— Start Input data —

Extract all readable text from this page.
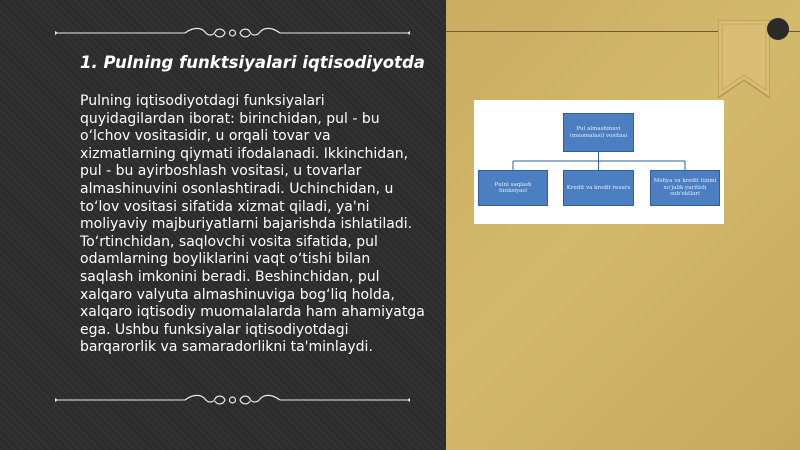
1. Pulning funktsiyalari iqtisodiyotda

Pulning iqtisodiyotdagi funksiyalari quyidagilardan iborat: birinchidan, pul - bu o‘lchov vositasidir, u orqali tovar va xizmatlarning qiymati ifodalanadi. Ikkinchidan, pul - bu ayirboshlash vositasi, u tovarlar almashinuvini osonlashtiradi. Uchinchidan, u to‘lov vositasi sifatida xizmat qiladi, ya'ni moliyaviy majburiyatlarni bajarishda ishlatiladi. To‘rtinchidan, saqlovchi vosita sifatida, pul odamlarning boyliklarini vaqt o‘tishi bilan saqlash imkonini beradi. Beshinchidan, pul xalqaro valyuta almashinuviga bog‘liq holda, xalqaro iqtisodiy muomalalarda ham ahamiyatga ega. Ushbu funksiyalar iqtisodiyotdagi barqarorlik va samaradorlikni ta'minlaydi.

Pul almashinuvi (muomalasi) vositasi
Pulni saqlash funksiyasi
Kredit va kredit resurs
Moliya va kredit tizimi xo'jalik yuritish sub'ektlari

— End Input data —

#### Task statement:
Repeat the listing verbatim. Skip the pictures.

#### Full answer:
Extract all readable text from this page.
1. Pulning funktsiyalari iqtisodiyotda

Pulning iqtisodiyotdagi funksiyalari quyidagilardan iborat: birinchidan, pul - bu o‘lchov vositasidir, u orqali tovar va xizmatlarning qiymati ifodalanadi. Ikkinchidan, pul - bu ayirboshlash vositasi, u tovarlar almashinuvini osonlashtiradi. Uchinchidan, u to‘lov vositasi sifatida xizmat qiladi, ya'ni moliyaviy majburiyatlarni bajarishda ishlatiladi. To‘rtinchidan, saqlovchi vosita sifatida, pul odamlarning boyliklarini vaqt o‘tishi bilan saqlash imkonini beradi. Beshinchidan, pul xalqaro valyuta almashinuviga bog‘liq holda, xalqaro iqtisodiy muomalalarda ham ahamiyatga ega. Ushbu funksiyalar iqtisodiyotdagi barqarorlik va samaradorlikni ta'minlaydi.

Pul almashinuvi (muomalasi) vositasi
Pulni saqlash funksiyasi
Kredit va kredit resurs
Moliya va kredit tizimi xo'jalik yuritish sub'ektlari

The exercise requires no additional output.